- **TO BE DONE**: Which lines hold the word "zona"? Copy each of them from the material.

- **EXTRACTED RECORDS**:
+-------+
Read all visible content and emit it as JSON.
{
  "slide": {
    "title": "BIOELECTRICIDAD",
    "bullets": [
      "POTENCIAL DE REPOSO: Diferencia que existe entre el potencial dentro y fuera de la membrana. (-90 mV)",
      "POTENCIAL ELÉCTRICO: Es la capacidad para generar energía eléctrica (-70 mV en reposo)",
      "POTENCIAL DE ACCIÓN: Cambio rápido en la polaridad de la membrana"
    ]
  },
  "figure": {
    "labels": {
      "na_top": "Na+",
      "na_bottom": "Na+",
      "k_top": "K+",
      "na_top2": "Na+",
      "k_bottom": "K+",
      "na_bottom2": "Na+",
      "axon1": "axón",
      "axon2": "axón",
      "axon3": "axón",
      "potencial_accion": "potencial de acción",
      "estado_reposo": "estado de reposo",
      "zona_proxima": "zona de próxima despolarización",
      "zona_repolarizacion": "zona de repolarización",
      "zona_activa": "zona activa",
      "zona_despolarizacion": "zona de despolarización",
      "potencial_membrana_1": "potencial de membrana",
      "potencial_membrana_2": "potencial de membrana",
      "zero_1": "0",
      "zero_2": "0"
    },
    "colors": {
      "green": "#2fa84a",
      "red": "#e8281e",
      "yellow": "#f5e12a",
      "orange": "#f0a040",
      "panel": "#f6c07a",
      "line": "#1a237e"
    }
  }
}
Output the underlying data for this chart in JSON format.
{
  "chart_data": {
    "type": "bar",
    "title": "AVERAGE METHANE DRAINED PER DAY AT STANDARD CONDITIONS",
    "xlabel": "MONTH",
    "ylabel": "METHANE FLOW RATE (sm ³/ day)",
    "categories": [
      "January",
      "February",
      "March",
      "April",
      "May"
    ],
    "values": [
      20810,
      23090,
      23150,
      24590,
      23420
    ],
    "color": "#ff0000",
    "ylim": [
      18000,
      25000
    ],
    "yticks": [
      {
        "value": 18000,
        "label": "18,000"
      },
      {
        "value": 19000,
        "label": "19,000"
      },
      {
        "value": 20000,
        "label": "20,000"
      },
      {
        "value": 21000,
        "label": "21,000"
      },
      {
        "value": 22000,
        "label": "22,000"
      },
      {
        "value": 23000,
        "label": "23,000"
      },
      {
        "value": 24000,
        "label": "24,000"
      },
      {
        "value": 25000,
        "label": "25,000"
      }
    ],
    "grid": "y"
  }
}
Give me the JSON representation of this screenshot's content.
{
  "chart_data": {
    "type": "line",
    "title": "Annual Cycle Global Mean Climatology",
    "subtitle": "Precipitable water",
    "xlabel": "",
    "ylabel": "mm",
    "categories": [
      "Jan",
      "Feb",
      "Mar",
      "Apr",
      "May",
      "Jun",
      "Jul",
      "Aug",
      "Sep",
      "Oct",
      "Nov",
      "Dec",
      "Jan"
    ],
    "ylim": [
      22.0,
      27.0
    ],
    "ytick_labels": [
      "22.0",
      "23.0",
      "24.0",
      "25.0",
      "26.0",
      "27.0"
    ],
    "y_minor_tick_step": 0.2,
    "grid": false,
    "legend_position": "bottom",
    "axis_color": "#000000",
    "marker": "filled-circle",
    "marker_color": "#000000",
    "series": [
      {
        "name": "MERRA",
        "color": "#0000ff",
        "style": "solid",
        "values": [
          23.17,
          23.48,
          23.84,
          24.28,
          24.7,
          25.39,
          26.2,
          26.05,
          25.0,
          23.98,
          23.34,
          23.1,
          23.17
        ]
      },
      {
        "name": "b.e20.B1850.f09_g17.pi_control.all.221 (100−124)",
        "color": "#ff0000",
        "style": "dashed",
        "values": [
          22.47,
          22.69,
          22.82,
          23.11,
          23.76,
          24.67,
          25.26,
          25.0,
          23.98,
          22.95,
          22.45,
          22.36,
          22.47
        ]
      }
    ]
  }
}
+-------+
- **RESULT OF THE TASK**:
      "zona_proxima": "zona de próxima despolarización",
      "zona_repolarizacion": "zona de repolarización",
      "zona_activa": "zona activa",
      "zona_despolarizacion": "zona de despolarización",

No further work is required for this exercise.